* _Records from a dataset_:
-----
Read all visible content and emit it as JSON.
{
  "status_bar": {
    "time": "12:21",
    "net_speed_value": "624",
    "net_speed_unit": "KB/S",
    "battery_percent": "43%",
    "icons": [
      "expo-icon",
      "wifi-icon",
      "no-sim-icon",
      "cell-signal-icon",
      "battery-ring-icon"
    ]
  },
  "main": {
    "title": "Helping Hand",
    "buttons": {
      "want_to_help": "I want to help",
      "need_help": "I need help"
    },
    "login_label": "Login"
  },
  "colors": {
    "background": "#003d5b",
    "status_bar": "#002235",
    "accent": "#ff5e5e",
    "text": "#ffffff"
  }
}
-----
* _Exercise description_:
Retype every entry above, word for word.

* _The reply_:
Read all visible content and emit it as JSON.
{
  "status_bar": {
    "time": "12:21",
    "net_speed_value": "624",
    "net_speed_unit": "KB/S",
    "battery_percent": "43%",
    "icons": [
      "expo-icon",
      "wifi-icon",
      "no-sim-icon",
      "cell-signal-icon",
      "battery-ring-icon"
    ]
  },
  "main": {
    "title": "Helping Hand",
    "buttons": {
      "want_to_help": "I want to help",
      "need_help": "I need help"
    },
    "login_label": "Login"
  },
  "colors": {
    "background": "#003d5b",
    "status_bar": "#002235",
    "accent": "#ff5e5e",
    "text": "#ffffff"
  }
}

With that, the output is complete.